REQUIREMENT: Go through the data and copy every line exactly, but not the images.
>> Begin
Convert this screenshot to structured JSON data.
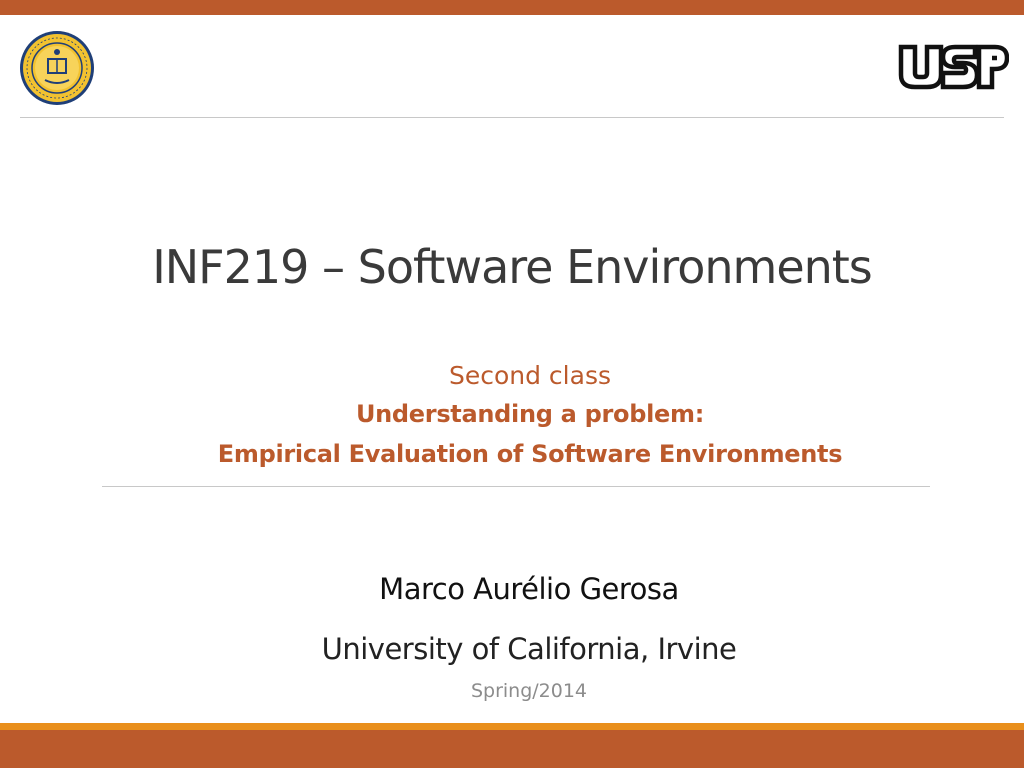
{
  "slide": {
    "title": "INF219 – Software Environments",
    "subtitle": {
      "line1": "Second class",
      "line2": "Understanding a problem:",
      "line3": "Empirical Evaluation of Software Environments"
    },
    "author": "Marco Aurélio Gerosa",
    "affiliation": "University of California, Irvine",
    "term": "Spring/2014"
  },
  "logos": {
    "left": "uc-irvine-seal-icon",
    "right": "usp-logo-icon"
  },
  "colors": {
    "accent": "#bb5a2c",
    "accent_light": "#e98f1c",
    "title_text": "#3a3a3a",
    "muted_text": "#8c8c8c"
  }
}
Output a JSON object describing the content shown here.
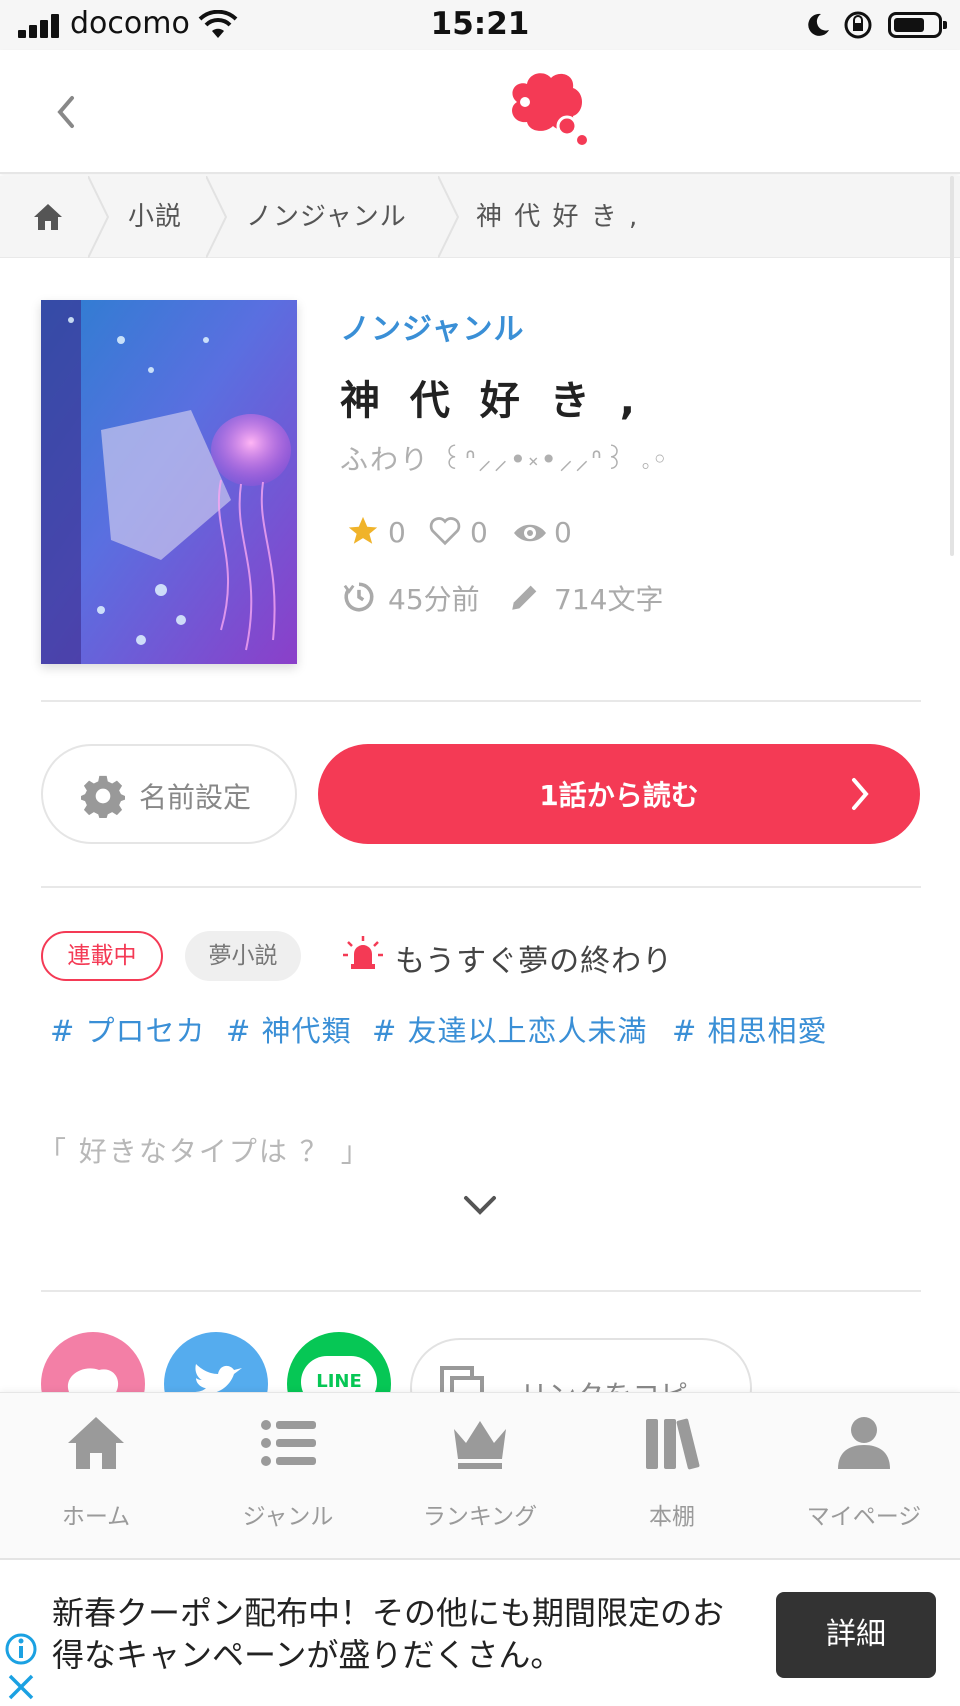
>> End
FULL SOLUTION:
Convert this screenshot to structured JSON data.
{
  "slide": {
    "title": "INF219 – Software Environments",
    "subtitle": {
      "line1": "Second class",
      "line2": "Understanding a problem:",
      "line3": "Empirical Evaluation of Software Environments"
    },
    "author": "Marco Aurélio Gerosa",
    "affiliation": "University of California, Irvine",
    "term": "Spring/2014"
  },
  "logos": {
    "left": "uc-irvine-seal-icon",
    "right": "usp-logo-icon"
  },
  "colors": {
    "accent": "#bb5a2c",
    "accent_light": "#e98f1c",
    "title_text": "#3a3a3a",
    "muted_text": "#8c8c8c"
  }
}
Output a JSON object describing the content shown here.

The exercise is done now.